| Page extract |
Readers of the prior series, set in Vancouver, who are interested in the continuation, please write to me at egg -at -bookofblue.com.

I’ll reply if it’s clear that you were a reader of this series, which ran from December through mid-March and is now continuing.

BOOK OF BLUE began as a series of photos of women looking in mirrors.

One photo from an earlier stage of my work inspired the project, an image of my then-lover Maria Henzler created in Miami in the spring of 2000. This was one of the last photos in an earlier series called Luscious Photo, a more explicitly erotic project involving four models and two other photographers.

This photo of Maria haunted me in a stirring and evocative way; it entered my consciousness and would not let me forget its existence. In truth, the image and the experience of creating it with her put me in contact with something in myself that I did not know before. She was at that moment in a far-out erotic state, which was easy for her and natural to for her do around other people. In some ways she appeared to be reserved; in others, she could consciously enter a world with no borders at all.

I remember handing her the mirror so she could see herself. That is her gaze in the first seconds.

Empathy from that moment followed me for years, indeed, it took over as I slowly integrated it into every cell of my body through many experiences. The ability we learned, or discovered, to see ourselves absolutely unfettered, in the presence of one another, and to have that be photographed and seen by others, was for me a deep layer of freedom being made available.

With this came the ability to see without shame, and to look without judging the act of looking.

Many other hangups seemed to evaporate in the process. Something inside me gradually set itself free. Through the next phase of my life, something that had been choking me for a long time gradually loosened its hold.

Photo by Eric Francis.

FOR AS LONG as I remember, I have wondered what it was like to be, that is, to exist inside, the beauty that I perceived in women: the state of mind rather than body. From the outside, I would ache with the desire to make contact with what I saw and felt, as if it were separate from me.

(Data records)
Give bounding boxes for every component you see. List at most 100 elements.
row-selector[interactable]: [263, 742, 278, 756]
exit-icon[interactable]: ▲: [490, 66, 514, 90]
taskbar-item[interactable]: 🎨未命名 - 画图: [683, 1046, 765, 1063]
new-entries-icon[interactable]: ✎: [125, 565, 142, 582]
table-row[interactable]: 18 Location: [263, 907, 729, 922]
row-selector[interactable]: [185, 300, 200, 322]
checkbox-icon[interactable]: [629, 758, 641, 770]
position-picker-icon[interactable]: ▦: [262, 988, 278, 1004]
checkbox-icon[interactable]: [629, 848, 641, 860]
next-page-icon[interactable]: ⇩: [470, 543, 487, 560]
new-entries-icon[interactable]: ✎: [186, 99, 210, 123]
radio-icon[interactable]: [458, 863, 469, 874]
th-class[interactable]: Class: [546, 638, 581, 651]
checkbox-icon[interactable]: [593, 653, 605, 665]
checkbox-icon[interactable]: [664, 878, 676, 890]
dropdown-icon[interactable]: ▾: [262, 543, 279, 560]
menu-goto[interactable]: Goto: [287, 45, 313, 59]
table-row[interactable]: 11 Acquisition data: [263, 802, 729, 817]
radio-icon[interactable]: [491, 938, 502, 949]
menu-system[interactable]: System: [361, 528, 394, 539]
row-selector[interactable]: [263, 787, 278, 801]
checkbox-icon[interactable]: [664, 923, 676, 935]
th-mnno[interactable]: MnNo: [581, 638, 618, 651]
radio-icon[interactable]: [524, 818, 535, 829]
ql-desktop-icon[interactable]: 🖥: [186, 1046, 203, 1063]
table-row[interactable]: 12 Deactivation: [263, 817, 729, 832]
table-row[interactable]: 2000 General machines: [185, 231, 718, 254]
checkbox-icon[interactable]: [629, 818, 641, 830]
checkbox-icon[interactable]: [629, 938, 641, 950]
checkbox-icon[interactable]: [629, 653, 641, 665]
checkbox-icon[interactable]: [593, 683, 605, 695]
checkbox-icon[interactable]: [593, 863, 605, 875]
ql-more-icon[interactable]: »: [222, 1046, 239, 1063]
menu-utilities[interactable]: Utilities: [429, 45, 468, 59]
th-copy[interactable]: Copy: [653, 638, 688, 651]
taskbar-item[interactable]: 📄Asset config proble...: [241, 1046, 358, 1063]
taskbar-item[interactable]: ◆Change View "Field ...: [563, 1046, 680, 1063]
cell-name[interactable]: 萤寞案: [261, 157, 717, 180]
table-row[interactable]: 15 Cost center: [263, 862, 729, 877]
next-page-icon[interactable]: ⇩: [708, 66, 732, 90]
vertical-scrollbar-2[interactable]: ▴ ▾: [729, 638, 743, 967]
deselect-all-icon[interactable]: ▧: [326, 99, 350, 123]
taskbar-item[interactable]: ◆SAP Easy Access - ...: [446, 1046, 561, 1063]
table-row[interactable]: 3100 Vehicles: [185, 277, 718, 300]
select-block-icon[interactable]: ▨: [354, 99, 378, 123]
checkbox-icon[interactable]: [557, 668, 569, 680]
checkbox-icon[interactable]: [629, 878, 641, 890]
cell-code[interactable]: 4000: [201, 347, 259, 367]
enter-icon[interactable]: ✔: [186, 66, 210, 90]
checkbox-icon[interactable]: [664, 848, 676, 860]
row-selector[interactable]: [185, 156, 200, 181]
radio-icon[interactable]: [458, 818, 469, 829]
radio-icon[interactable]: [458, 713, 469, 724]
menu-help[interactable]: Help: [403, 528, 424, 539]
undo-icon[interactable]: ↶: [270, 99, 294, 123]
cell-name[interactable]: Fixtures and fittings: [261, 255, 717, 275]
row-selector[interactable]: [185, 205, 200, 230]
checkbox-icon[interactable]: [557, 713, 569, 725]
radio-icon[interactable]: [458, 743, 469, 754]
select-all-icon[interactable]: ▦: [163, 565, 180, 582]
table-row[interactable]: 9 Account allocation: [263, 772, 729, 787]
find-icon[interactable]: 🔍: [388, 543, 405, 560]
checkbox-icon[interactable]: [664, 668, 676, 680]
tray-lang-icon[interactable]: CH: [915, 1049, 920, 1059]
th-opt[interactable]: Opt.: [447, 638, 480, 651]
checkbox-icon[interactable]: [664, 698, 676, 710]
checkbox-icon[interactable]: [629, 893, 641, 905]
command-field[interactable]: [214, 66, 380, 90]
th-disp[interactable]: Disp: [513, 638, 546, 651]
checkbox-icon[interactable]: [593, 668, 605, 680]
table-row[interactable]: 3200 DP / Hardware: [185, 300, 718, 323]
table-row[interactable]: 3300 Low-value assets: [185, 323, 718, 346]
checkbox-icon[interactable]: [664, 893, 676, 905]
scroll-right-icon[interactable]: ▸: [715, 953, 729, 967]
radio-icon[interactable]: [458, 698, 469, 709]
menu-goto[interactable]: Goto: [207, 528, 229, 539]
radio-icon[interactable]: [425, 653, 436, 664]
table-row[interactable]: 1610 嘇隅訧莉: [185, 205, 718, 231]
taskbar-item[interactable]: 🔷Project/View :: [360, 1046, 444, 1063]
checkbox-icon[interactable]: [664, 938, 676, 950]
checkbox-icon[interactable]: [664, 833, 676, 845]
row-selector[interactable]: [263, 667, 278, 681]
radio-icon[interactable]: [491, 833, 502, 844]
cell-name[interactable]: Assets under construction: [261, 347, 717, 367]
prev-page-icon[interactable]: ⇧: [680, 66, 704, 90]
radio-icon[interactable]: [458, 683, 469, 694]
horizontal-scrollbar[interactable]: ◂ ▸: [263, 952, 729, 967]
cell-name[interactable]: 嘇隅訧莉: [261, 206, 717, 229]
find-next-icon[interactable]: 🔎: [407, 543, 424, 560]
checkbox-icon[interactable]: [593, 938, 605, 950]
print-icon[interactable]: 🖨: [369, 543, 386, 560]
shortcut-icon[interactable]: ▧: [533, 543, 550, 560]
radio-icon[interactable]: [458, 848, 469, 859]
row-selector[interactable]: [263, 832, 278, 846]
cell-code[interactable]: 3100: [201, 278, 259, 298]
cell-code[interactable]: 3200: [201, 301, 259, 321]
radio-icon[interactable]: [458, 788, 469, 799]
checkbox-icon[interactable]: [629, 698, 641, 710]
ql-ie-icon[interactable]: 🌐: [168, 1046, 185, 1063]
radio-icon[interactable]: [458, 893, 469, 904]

| Task requirements |
a. According to the Book of Blue text, where and when was the photo of Maria Henzler that inspired the project created?
b. Duplicate the data records listing from its first line through the line containing "checkbox-icon[interactable]: [629, 848, 641, 860]", both ends included.

| Outputs by task |
a. In Miami, in the spring of 2000.

b.
Give bounding boxes for every component you see. List at most 100 elements.
row-selector[interactable]: [263, 742, 278, 756]
exit-icon[interactable]: ▲: [490, 66, 514, 90]
taskbar-item[interactable]: 🎨未命名 - 画图: [683, 1046, 765, 1063]
new-entries-icon[interactable]: ✎: [125, 565, 142, 582]
table-row[interactable]: 18 Location: [263, 907, 729, 922]
row-selector[interactable]: [185, 300, 200, 322]
checkbox-icon[interactable]: [629, 758, 641, 770]
position-picker-icon[interactable]: ▦: [262, 988, 278, 1004]
checkbox-icon[interactable]: [629, 848, 641, 860]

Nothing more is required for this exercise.